Prompt:
With the pictures omitted, write out the entries that follow exactly as they stand.

Supplied data:
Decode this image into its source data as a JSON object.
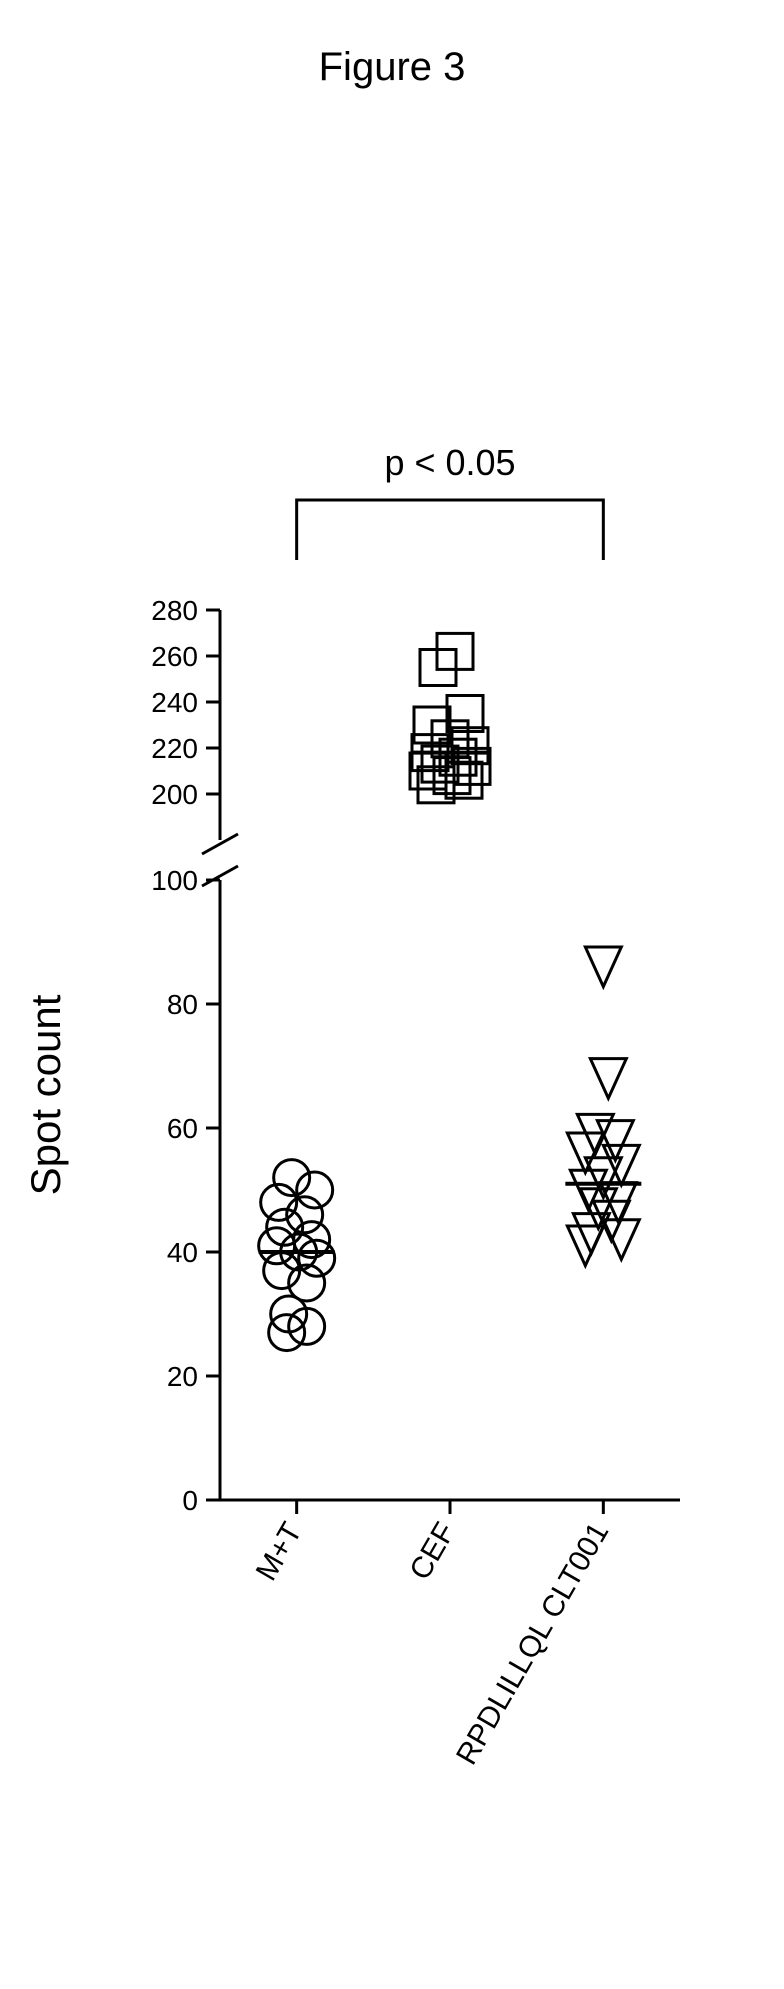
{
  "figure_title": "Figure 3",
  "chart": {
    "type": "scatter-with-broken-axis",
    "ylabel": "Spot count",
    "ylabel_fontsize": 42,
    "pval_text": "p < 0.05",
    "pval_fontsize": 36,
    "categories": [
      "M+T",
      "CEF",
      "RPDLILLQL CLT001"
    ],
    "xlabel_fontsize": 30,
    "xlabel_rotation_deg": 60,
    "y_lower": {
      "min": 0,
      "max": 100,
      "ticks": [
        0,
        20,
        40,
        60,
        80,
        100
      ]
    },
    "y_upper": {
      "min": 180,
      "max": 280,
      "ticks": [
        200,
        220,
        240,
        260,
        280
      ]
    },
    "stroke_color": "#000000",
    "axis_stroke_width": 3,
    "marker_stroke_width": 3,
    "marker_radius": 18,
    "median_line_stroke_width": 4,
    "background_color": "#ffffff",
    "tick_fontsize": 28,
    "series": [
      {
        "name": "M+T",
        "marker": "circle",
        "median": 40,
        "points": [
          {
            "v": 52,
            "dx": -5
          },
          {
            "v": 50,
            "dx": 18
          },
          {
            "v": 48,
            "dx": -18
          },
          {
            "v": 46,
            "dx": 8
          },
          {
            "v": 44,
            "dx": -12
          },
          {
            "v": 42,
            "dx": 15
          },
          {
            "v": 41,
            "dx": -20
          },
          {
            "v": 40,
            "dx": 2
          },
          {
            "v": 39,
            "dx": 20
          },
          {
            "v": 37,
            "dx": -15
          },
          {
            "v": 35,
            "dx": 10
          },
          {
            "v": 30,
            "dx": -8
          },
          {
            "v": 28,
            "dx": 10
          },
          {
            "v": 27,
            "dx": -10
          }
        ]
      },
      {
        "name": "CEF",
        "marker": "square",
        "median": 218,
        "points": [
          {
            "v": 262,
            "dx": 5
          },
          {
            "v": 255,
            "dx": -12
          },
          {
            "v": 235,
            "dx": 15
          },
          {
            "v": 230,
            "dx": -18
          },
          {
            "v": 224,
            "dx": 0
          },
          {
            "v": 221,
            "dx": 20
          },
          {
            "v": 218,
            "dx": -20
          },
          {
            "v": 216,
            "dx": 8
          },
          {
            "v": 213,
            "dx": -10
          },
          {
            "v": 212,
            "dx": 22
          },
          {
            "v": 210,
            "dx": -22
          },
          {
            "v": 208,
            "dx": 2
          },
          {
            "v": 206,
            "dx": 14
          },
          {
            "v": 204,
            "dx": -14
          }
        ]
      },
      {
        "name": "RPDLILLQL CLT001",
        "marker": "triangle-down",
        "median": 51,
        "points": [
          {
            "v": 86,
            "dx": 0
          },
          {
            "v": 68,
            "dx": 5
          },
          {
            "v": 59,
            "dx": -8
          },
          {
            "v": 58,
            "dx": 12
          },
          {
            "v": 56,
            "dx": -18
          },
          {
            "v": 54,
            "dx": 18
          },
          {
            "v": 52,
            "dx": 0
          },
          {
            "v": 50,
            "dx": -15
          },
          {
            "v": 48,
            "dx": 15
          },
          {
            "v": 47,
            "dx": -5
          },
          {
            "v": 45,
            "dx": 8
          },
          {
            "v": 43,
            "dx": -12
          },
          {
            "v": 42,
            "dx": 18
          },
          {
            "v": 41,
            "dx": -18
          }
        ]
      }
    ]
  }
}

Answer:
Decode this image into its source data as a JSON object.
{
  "figure_title": "Figure 3",
  "chart": {
    "type": "scatter-with-broken-axis",
    "ylabel": "Spot count",
    "ylabel_fontsize": 42,
    "pval_text": "p < 0.05",
    "pval_fontsize": 36,
    "categories": [
      "M+T",
      "CEF",
      "RPDLILLQL CLT001"
    ],
    "xlabel_fontsize": 30,
    "xlabel_rotation_deg": 60,
    "y_lower": {
      "min": 0,
      "max": 100,
      "ticks": [
        0,
        20,
        40,
        60,
        80,
        100
      ]
    },
    "y_upper": {
      "min": 180,
      "max": 280,
      "ticks": [
        200,
        220,
        240,
        260,
        280
      ]
    },
    "stroke_color": "#000000",
    "axis_stroke_width": 3,
    "marker_stroke_width": 3,
    "marker_radius": 18,
    "median_line_stroke_width": 4,
    "background_color": "#ffffff",
    "tick_fontsize": 28,
    "series": [
      {
        "name": "M+T",
        "marker": "circle",
        "median": 40,
        "points": [
          {
            "v": 52,
            "dx": -5
          },
          {
            "v": 50,
            "dx": 18
          },
          {
            "v": 48,
            "dx": -18
          },
          {
            "v": 46,
            "dx": 8
          },
          {
            "v": 44,
            "dx": -12
          },
          {
            "v": 42,
            "dx": 15
          },
          {
            "v": 41,
            "dx": -20
          },
          {
            "v": 40,
            "dx": 2
          },
          {
            "v": 39,
            "dx": 20
          },
          {
            "v": 37,
            "dx": -15
          },
          {
            "v": 35,
            "dx": 10
          },
          {
            "v": 30,
            "dx": -8
          },
          {
            "v": 28,
            "dx": 10
          },
          {
            "v": 27,
            "dx": -10
          }
        ]
      },
      {
        "name": "CEF",
        "marker": "square",
        "median": 218,
        "points": [
          {
            "v": 262,
            "dx": 5
          },
          {
            "v": 255,
            "dx": -12
          },
          {
            "v": 235,
            "dx": 15
          },
          {
            "v": 230,
            "dx": -18
          },
          {
            "v": 224,
            "dx": 0
          },
          {
            "v": 221,
            "dx": 20
          },
          {
            "v": 218,
            "dx": -20
          },
          {
            "v": 216,
            "dx": 8
          },
          {
            "v": 213,
            "dx": -10
          },
          {
            "v": 212,
            "dx": 22
          },
          {
            "v": 210,
            "dx": -22
          },
          {
            "v": 208,
            "dx": 2
          },
          {
            "v": 206,
            "dx": 14
          },
          {
            "v": 204,
            "dx": -14
          }
        ]
      },
      {
        "name": "RPDLILLQL CLT001",
        "marker": "triangle-down",
        "median": 51,
        "points": [
          {
            "v": 86,
            "dx": 0
          },
          {
            "v": 68,
            "dx": 5
          },
          {
            "v": 59,
            "dx": -8
          },
          {
            "v": 58,
            "dx": 12
          },
          {
            "v": 56,
            "dx": -18
          },
          {
            "v": 54,
            "dx": 18
          },
          {
            "v": 52,
            "dx": 0
          },
          {
            "v": 50,
            "dx": -15
          },
          {
            "v": 48,
            "dx": 15
          },
          {
            "v": 47,
            "dx": -5
          },
          {
            "v": 45,
            "dx": 8
          },
          {
            "v": 43,
            "dx": -12
          },
          {
            "v": 42,
            "dx": 18
          },
          {
            "v": 41,
            "dx": -18
          }
        ]
      }
    ]
  }
}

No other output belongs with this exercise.